_Dataset items_.

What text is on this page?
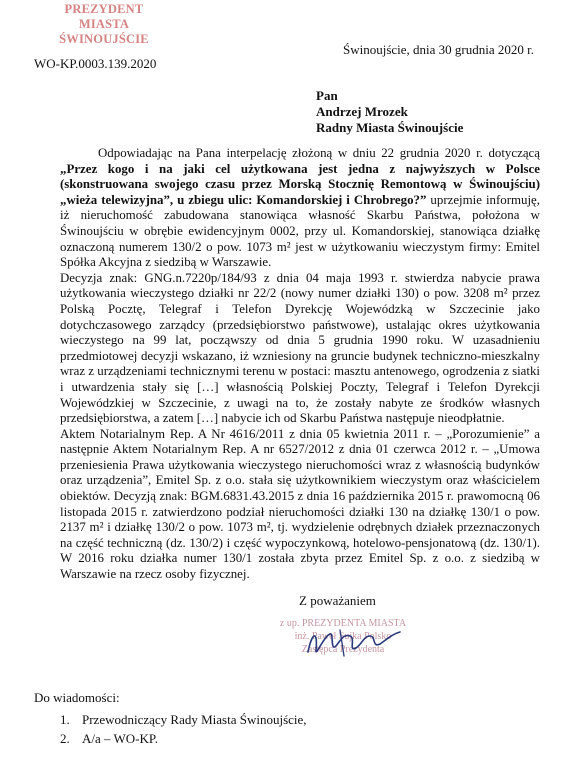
PREZYDENT
MIASTA ŚWINOUJŚCIE
WO-KP.0003.139.2020
Świnoujście, dnia 30 grudnia 2020 r.
Pan
Andrzej Mrozek
Radny Miasta Świnoujście

Odpowiadając na Pana interpelację złożoną w dniu 22 grudnia 2020 r. dotyczącą „Przez kogo i na jaki cel użytkowana jest jedna z najwyższych w Polsce (skonstruowana swojego czasu przez Morską Stocznię Remontową w Świnoujściu) „wieża telewizyjna”, u zbiegu ulic: Komandorskiej i Chrobrego?” uprzejmie informuję, iż nieruchomość zabudowana stanowiąca własność Skarbu Państwa, położona w Świnoujściu w obrębie ewidencyjnym 0002, przy ul. Komandorskiej, stanowiąca działkę oznaczoną numerem 130/2 o pow. 1073 m² jest w użytkowaniu wieczystym firmy: Emitel Spółka Akcyjna z siedzibą w Warszawie.

Decyzja znak: GNG.n.7220p/184/93 z dnia 04 maja 1993 r. stwierdza nabycie prawa użytkowania wieczystego działki nr 22/2 (nowy numer działki 130) o pow. 3208 m² przez Polską Pocztę, Telegraf i Telefon Dyrekcję Wojewódzką w Szczecinie jako dotychczasowego zarządcy (przedsiębiorstwo państwowe), ustalając okres użytkowania wieczystego na 99 lat, począwszy od dnia 5 grudnia 1990 roku. W uzasadnieniu przedmiotowej decyzji wskazano, iż wzniesiony na gruncie budynek techniczno-mieszkalny wraz z urządzeniami technicznymi terenu w postaci: masztu antenowego, ogrodzenia z siatki i utwardzenia stały się […] własnością Polskiej Poczty, Telegraf i Telefon Dyrekcji Wojewódzkiej w Szczecinie, z uwagi na to, że zostały nabyte ze środków własnych przedsiębiorstwa, a zatem […] nabycie ich od Skarbu Państwa następuje nieodpłatnie.

Aktem Notarialnym Rep. A Nr 4616/2011 z dnia 05 kwietnia 2011 r. – „Porozumienie” a następnie Aktem Notarialnym Rep. A nr 6527/2012 z dnia 01 czerwca 2012 r. – „Umowa przeniesienia Prawa użytkowania wieczystego nieruchomości wraz z własnością budynków oraz urządzenia”, Emitel Sp. z o.o. stała się użytkownikiem wieczystym oraz właścicielem obiektów. Decyzją znak: BGM.6831.43.2015 z dnia 16 października 2015 r. prawomocną 06 listopada 2015 r. zatwierdzono podział nieruchomości działki 130 na działkę 130/1 o pow. 2137 m² i działkę 130/2 o pow. 1073 m², tj. wydzielenie odrębnych działek przeznaczonych na część techniczną (dz. 130/2) i część wypoczynkową, hotelowo-pensjonatową (dz. 130/1). W 2016 roku działka numer 130/1 została zbyta przez Emitel Sp. z o.o. z siedzibą w Warszawie na rzecz osoby fizycznej.

Z poważaniem
z up. PREZYDENTA MIASTA
inż. Paweł Sujka Polsko
Zastępca Prezydenta
Do wiadomości:
1. Przewodniczący Rady Miasta Świnoujście,
2. A/a – WO-KP.
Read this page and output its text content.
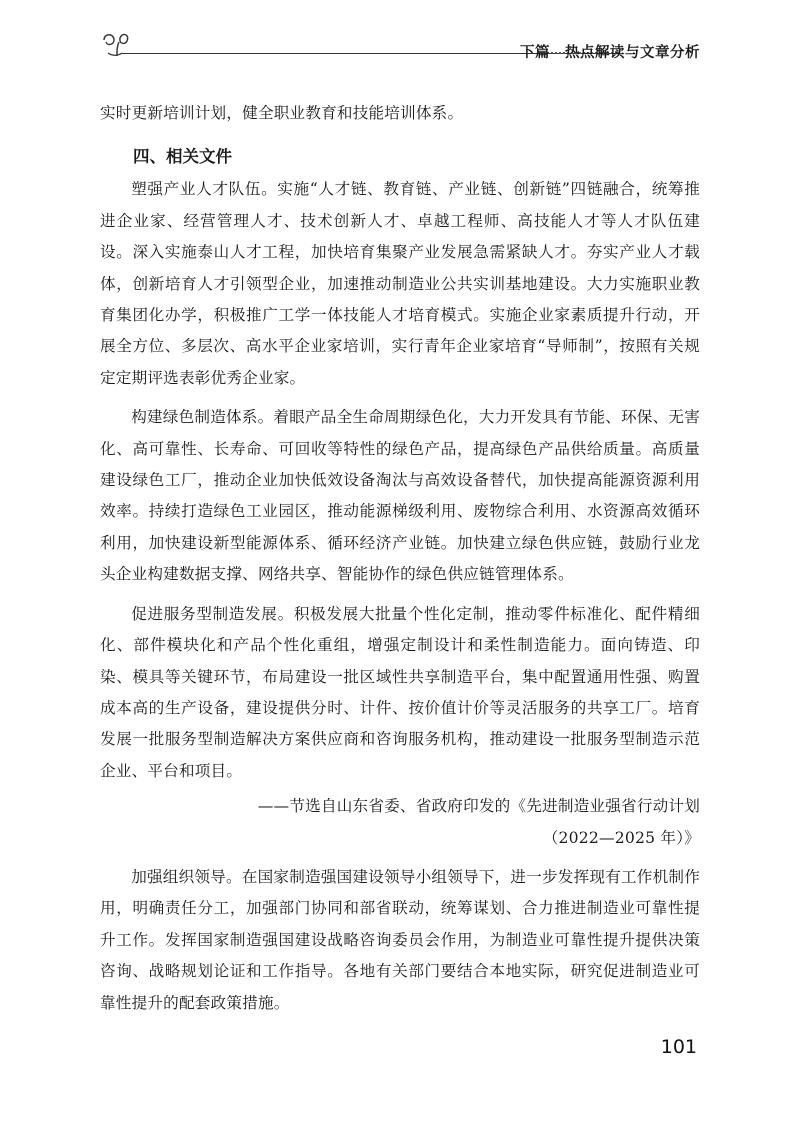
下篇　热点解读与文章分析

实时更新培训计划，健全职业教育和技能培训体系。

四、相关文件

塑强产业人才队伍。实施“人才链、教育链、产业链、创新链”四链融合，统筹推进企业家、经营管理人才、技术创新人才、卓越工程师、高技能人才等人才队伍建设。深入实施泰山人才工程，加快培育集聚产业发展急需紧缺人才。夯实产业人才载体，创新培育人才引领型企业，加速推动制造业公共实训基地建设。大力实施职业教育集团化办学，积极推广工学一体技能人才培育模式。实施企业家素质提升行动，开展全方位、多层次、高水平企业家培训，实行青年企业家培育“导师制”，按照有关规定定期评选表彰优秀企业家。

构建绿色制造体系。着眼产品全生命周期绿色化，大力开发具有节能、环保、无害化、高可靠性、长寿命、可回收等特性的绿色产品，提高绿色产品供给质量。高质量建设绿色工厂，推动企业加快低效设备淘汰与高效设备替代，加快提高能源资源利用效率。持续打造绿色工业园区，推动能源梯级利用、废物综合利用、水资源高效循环利用，加快建设新型能源体系、循环经济产业链。加快建立绿色供应链，鼓励行业龙头企业构建数据支撑、网络共享、智能协作的绿色供应链管理体系。

促进服务型制造发展。积极发展大批量个性化定制，推动零件标准化、配件精细化、部件模块化和产品个性化重组，增强定制设计和柔性制造能力。面向铸造、印染、模具等关键环节，布局建设一批区域性共享制造平台，集中配置通用性强、购置成本高的生产设备，建设提供分时、计件、按价值计价等灵活服务的共享工厂。培育发展一批服务型制造解决方案供应商和咨询服务机构，推动建设一批服务型制造示范企业、平台和项目。

——节选自山东省委、省政府印发的《先进制造业强省行动计划

（2022—2025 年）》

加强组织领导。在国家制造强国建设领导小组领导下，进一步发挥现有工作机制作用，明确责任分工，加强部门协同和部省联动，统筹谋划、合力推进制造业可靠性提升工作。发挥国家制造强国建设战略咨询委员会作用，为制造业可靠性提升提供决策咨询、战略规划论证和工作指导。各地有关部门要结合本地实际，研究促进制造业可靠性提升的配套政策措施。

101
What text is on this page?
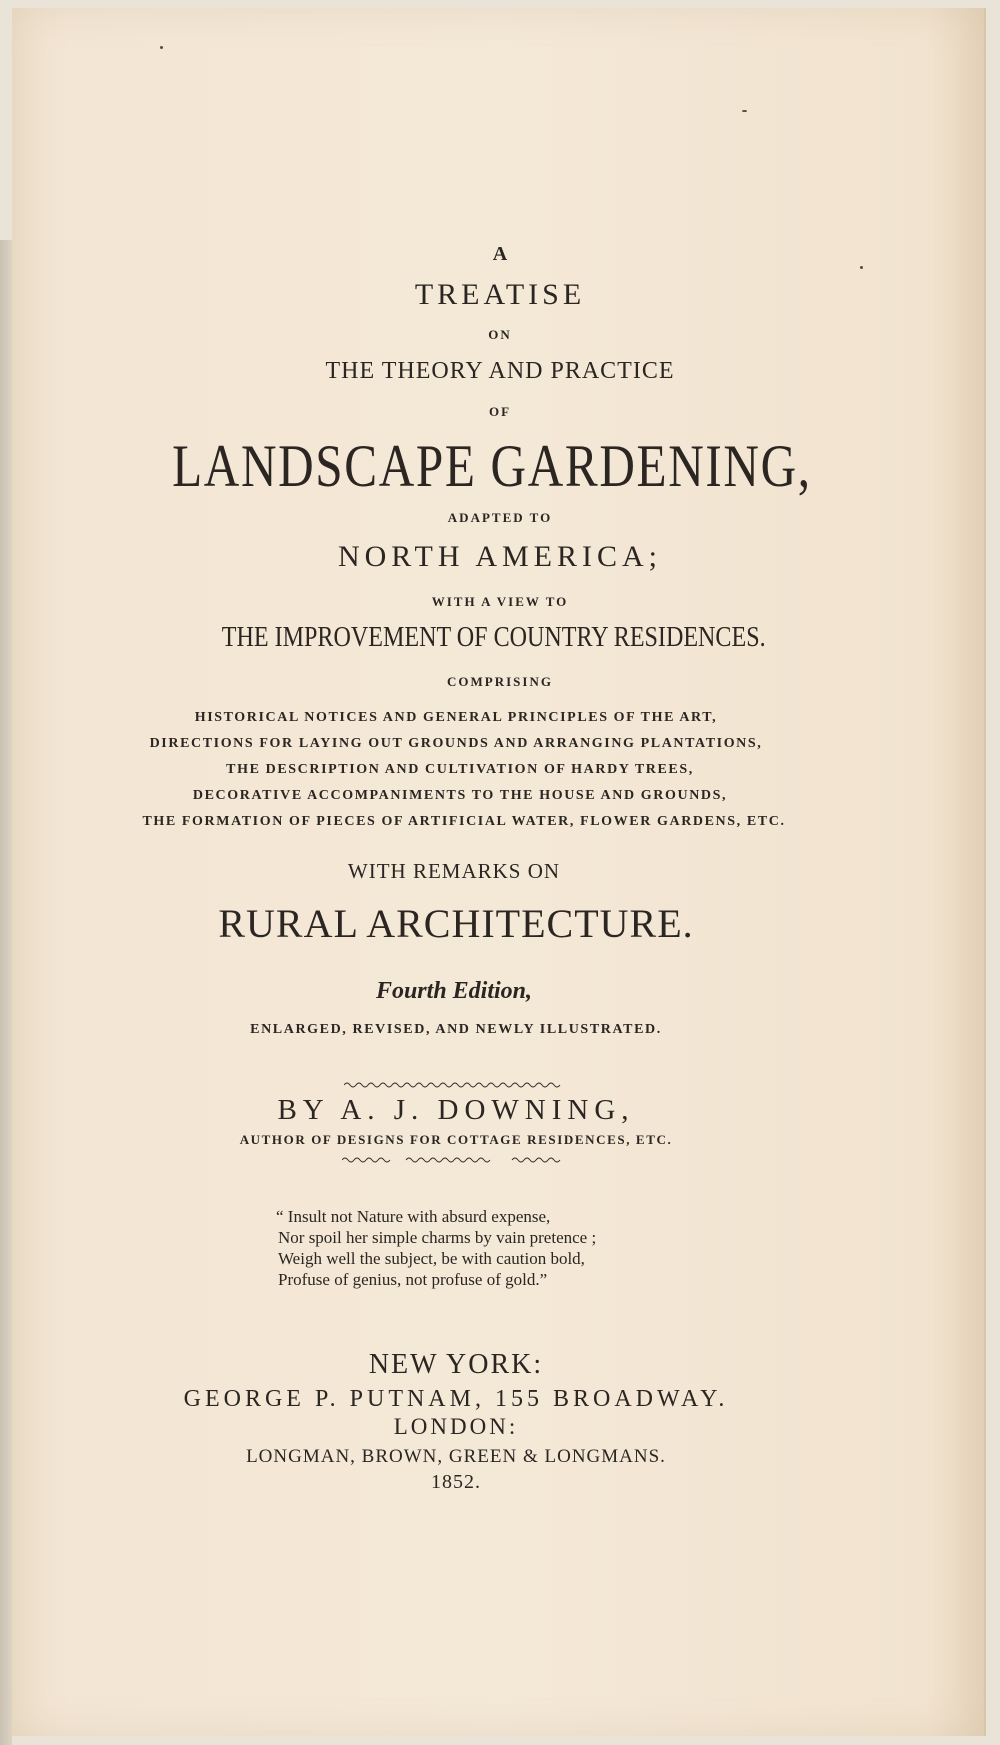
A
TREATISE
ON
THE THEORY AND PRACTICE
OF
LANDSCAPE GARDENING,
ADAPTED TO
NORTH AMERICA;
WITH A VIEW TO
THE IMPROVEMENT OF COUNTRY RESIDENCES.
COMPRISING
HISTORICAL NOTICES AND GENERAL PRINCIPLES OF THE ART,
DIRECTIONS FOR LAYING OUT GROUNDS AND ARRANGING PLANTATIONS,
THE DESCRIPTION AND CULTIVATION OF HARDY TREES,
DECORATIVE ACCOMPANIMENTS TO THE HOUSE AND GROUNDS,
THE FORMATION OF PIECES OF ARTIFICIAL WATER, FLOWER GARDENS, ETC.
WITH REMARKS ON
RURAL ARCHITECTURE.
Fourth Edition,
ENLARGED, REVISED, AND NEWLY ILLUSTRATED.
BY A. J. DOWNING,
AUTHOR OF DESIGNS FOR COTTAGE RESIDENCES, ETC.
“ Insult not Nature with absurd expense,
Nor spoil her simple charms by vain pretence ;
Weigh well the subject, be with caution bold,
Profuse of genius, not profuse of gold.”
NEW YORK:
GEORGE P. PUTNAM, 155 BROADWAY.
LONDON:
LONGMAN, BROWN, GREEN & LONGMANS.
1852.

_OBJECTIVE_. Extract, from the listing above, every line where the string "GROUNDS" occurs.

_WRITTEN REPLY_.
DIRECTIONS FOR LAYING OUT GROUNDS AND ARRANGING PLANTATIONS,
DECORATIVE ACCOMPANIMENTS TO THE HOUSE AND GROUNDS,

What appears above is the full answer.